## EXERCISE
Repeat word for word everything from the line containing "Localize each UI" down to the line containing "page-title: Blood Glucose: [366, 94, 634, 135]", including both of those lines. Leave the pictures out of your answer.

## DATASET
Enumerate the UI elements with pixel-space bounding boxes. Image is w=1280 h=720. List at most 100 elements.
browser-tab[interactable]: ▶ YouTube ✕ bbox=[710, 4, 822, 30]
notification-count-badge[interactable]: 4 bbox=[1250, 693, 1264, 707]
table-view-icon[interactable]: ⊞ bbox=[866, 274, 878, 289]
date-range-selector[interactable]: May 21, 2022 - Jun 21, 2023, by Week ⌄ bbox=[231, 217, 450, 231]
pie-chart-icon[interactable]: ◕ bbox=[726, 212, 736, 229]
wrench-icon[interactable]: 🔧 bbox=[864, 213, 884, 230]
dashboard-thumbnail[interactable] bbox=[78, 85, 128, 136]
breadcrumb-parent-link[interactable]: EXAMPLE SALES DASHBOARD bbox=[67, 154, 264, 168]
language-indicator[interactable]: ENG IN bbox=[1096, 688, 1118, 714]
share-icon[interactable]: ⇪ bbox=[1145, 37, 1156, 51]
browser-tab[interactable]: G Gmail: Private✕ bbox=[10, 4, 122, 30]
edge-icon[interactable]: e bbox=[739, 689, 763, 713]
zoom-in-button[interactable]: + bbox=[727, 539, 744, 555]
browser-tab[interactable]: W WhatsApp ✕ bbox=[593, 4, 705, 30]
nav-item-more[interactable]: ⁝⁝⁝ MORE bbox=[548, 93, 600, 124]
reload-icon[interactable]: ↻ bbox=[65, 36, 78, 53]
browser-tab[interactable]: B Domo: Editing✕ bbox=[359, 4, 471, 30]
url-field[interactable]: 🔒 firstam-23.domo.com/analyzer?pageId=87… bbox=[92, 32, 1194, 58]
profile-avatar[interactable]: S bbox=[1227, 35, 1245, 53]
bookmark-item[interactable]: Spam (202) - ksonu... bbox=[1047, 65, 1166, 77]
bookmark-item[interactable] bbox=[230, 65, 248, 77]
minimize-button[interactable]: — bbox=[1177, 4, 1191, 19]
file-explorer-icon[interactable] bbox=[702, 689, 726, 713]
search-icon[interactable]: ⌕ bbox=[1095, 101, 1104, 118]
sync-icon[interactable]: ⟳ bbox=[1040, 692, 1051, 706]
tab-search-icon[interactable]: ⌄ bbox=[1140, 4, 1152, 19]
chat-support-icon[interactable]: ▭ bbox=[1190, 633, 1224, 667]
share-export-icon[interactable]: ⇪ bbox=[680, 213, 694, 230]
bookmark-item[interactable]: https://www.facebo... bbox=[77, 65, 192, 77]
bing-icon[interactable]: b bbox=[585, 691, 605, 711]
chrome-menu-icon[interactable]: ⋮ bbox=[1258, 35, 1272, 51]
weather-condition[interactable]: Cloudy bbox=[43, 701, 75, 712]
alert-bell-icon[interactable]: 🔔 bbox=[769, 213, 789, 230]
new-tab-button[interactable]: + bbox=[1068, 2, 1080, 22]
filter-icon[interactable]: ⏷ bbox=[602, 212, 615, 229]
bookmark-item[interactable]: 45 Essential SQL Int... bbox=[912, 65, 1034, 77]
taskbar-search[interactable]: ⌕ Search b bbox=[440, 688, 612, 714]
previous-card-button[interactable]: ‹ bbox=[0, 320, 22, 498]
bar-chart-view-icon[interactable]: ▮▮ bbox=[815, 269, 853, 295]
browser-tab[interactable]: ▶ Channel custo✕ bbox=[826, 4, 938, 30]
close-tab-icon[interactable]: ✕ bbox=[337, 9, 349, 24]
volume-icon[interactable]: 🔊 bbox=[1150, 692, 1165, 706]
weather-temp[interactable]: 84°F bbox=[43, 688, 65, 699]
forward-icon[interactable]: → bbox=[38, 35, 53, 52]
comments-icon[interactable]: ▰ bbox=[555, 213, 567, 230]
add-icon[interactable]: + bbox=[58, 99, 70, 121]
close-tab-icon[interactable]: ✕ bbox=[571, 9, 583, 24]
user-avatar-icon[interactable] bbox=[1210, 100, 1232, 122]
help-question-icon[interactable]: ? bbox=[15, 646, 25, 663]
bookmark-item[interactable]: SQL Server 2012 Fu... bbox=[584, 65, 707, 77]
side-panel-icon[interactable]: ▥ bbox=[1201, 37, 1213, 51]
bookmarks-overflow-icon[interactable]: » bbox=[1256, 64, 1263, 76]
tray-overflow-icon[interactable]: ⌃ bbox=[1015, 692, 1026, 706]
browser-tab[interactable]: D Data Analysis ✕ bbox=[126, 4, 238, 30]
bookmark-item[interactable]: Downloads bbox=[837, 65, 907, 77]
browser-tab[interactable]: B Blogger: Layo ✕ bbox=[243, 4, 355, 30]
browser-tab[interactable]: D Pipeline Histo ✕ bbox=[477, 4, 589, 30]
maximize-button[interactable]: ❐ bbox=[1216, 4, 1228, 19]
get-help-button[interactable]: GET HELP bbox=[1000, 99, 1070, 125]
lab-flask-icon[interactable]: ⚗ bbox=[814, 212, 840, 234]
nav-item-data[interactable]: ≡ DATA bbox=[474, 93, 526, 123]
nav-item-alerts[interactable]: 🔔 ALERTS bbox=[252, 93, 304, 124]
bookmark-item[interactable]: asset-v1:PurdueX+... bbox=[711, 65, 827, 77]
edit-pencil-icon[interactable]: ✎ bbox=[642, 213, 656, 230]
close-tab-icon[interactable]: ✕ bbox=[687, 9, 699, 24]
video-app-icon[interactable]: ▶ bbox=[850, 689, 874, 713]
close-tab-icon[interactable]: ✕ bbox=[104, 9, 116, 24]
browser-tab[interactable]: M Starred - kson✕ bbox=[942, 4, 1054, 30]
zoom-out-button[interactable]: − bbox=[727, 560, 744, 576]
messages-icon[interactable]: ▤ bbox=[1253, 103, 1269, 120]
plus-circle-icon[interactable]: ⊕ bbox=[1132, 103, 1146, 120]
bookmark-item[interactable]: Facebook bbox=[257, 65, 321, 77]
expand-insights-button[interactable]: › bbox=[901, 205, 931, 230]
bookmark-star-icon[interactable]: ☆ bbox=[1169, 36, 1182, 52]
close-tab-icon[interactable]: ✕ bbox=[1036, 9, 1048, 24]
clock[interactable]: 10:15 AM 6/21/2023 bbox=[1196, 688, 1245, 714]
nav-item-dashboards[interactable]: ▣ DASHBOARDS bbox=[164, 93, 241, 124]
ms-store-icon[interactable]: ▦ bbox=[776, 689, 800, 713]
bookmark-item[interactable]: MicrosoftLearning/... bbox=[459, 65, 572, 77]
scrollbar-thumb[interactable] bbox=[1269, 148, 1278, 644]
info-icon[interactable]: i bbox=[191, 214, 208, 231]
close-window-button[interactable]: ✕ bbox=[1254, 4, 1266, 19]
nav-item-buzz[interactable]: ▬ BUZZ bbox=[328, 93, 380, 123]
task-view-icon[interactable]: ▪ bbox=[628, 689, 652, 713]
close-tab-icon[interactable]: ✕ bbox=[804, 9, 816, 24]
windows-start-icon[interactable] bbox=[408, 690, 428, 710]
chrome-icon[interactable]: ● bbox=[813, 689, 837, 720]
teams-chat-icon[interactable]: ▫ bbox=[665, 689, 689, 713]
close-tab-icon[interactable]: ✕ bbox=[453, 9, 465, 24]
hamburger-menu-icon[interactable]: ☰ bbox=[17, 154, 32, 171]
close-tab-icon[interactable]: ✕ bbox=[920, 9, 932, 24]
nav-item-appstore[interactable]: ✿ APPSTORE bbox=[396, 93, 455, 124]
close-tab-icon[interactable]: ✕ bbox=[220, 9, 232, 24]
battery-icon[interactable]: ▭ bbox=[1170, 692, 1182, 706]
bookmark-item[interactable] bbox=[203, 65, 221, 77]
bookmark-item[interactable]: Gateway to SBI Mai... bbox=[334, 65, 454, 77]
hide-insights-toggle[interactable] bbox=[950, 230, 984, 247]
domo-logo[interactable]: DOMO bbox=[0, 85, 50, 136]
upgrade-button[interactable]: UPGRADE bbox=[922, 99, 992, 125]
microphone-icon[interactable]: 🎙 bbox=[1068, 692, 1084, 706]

==

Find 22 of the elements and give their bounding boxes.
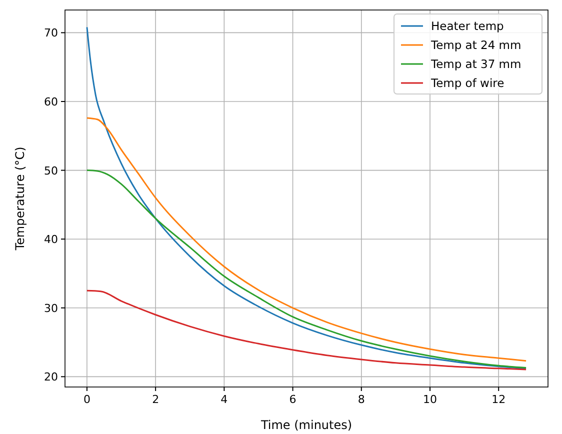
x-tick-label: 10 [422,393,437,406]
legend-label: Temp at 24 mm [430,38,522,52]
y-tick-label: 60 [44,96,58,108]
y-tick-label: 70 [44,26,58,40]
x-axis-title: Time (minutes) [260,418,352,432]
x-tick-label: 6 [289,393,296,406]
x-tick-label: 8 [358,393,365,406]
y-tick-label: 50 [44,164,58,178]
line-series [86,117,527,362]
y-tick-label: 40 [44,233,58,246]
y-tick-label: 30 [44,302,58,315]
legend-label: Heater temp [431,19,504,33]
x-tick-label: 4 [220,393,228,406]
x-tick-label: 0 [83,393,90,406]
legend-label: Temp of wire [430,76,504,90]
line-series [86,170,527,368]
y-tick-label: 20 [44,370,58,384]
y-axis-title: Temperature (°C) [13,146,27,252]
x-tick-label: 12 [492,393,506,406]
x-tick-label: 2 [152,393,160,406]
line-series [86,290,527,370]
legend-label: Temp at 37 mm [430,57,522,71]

---

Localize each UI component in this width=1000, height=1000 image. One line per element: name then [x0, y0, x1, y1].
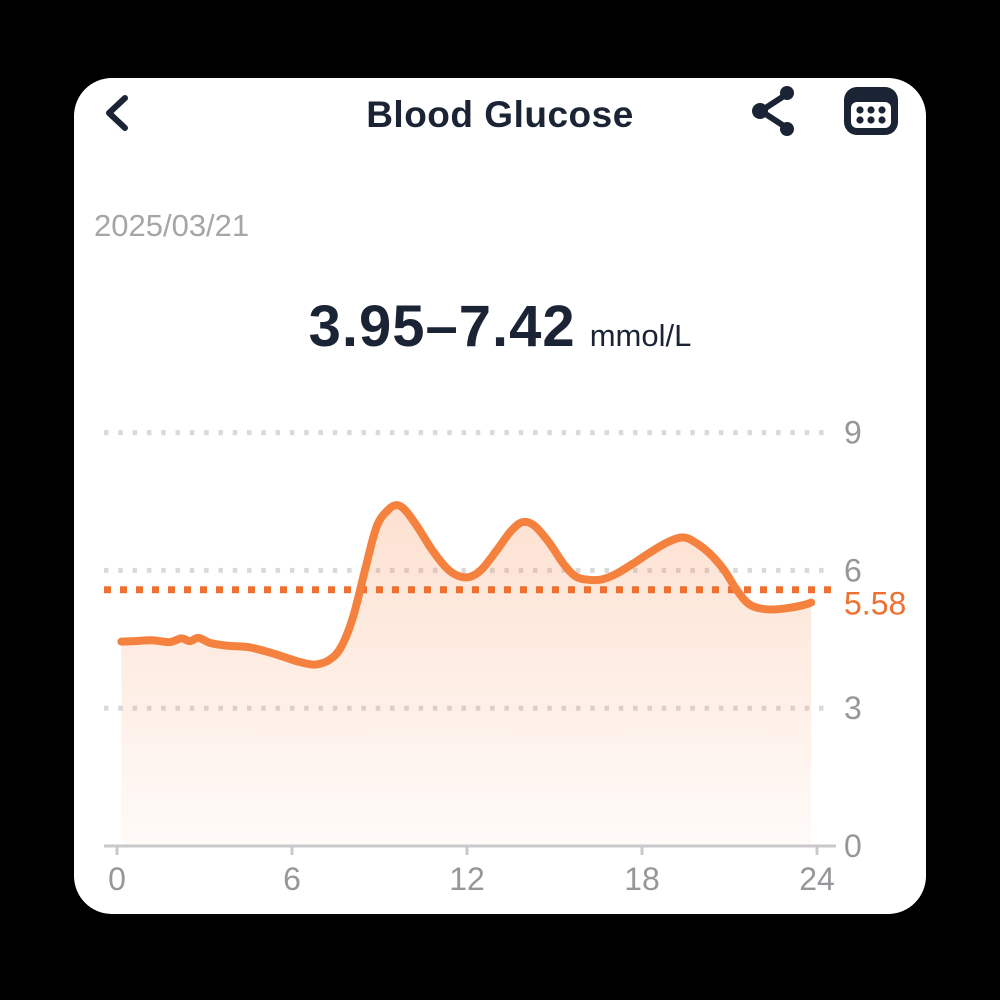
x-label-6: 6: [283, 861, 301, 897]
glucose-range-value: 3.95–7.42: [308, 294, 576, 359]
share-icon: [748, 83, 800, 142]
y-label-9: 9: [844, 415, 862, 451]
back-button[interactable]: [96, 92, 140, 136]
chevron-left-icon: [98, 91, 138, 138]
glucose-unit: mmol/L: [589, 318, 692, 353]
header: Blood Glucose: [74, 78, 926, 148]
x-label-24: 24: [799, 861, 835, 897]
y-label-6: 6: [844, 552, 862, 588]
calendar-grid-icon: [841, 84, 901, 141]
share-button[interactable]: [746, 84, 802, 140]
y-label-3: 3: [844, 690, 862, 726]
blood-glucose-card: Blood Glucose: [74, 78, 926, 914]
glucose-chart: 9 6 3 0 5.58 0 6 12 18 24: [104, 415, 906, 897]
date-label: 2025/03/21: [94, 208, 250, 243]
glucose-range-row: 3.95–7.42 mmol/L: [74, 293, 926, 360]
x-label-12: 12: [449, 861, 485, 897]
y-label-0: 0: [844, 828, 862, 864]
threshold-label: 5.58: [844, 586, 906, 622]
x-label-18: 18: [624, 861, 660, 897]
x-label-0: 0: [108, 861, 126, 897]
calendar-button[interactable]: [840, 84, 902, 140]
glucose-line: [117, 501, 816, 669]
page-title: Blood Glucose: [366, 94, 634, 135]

## ANSWER IN FULL
Localize each UI component in this width=1000, height=1000 image. One line per element: name then [x0, y0, x1, y1].
x-label-6: 6: [283, 861, 301, 897]
glucose-range-value: 3.95–7.42: [308, 294, 576, 359]
share-icon: [748, 83, 800, 142]
y-label-9: 9: [844, 415, 862, 451]
back-button[interactable]: [96, 92, 140, 136]
chevron-left-icon: [98, 91, 138, 138]
glucose-unit: mmol/L: [589, 318, 692, 353]
header: Blood Glucose: [74, 78, 926, 148]
x-label-24: 24: [799, 861, 835, 897]
y-label-6: 6: [844, 552, 862, 588]
calendar-grid-icon: [841, 84, 901, 141]
share-button[interactable]: [746, 84, 802, 140]
y-label-3: 3: [844, 690, 862, 726]
blood-glucose-card: Blood Glucose: [74, 78, 926, 914]
glucose-chart: 9 6 3 0 5.58 0 6 12 18 24: [104, 415, 906, 897]
date-label: 2025/03/21: [94, 208, 250, 243]
glucose-range-row: 3.95–7.42 mmol/L: [74, 293, 926, 360]
x-label-12: 12: [449, 861, 485, 897]
y-label-0: 0: [844, 828, 862, 864]
threshold-label: 5.58: [844, 586, 906, 622]
x-label-18: 18: [624, 861, 660, 897]
x-label-0: 0: [108, 861, 126, 897]
calendar-button[interactable]: [840, 84, 902, 140]
glucose-line: [117, 501, 816, 669]
page-title: Blood Glucose: [366, 94, 634, 135]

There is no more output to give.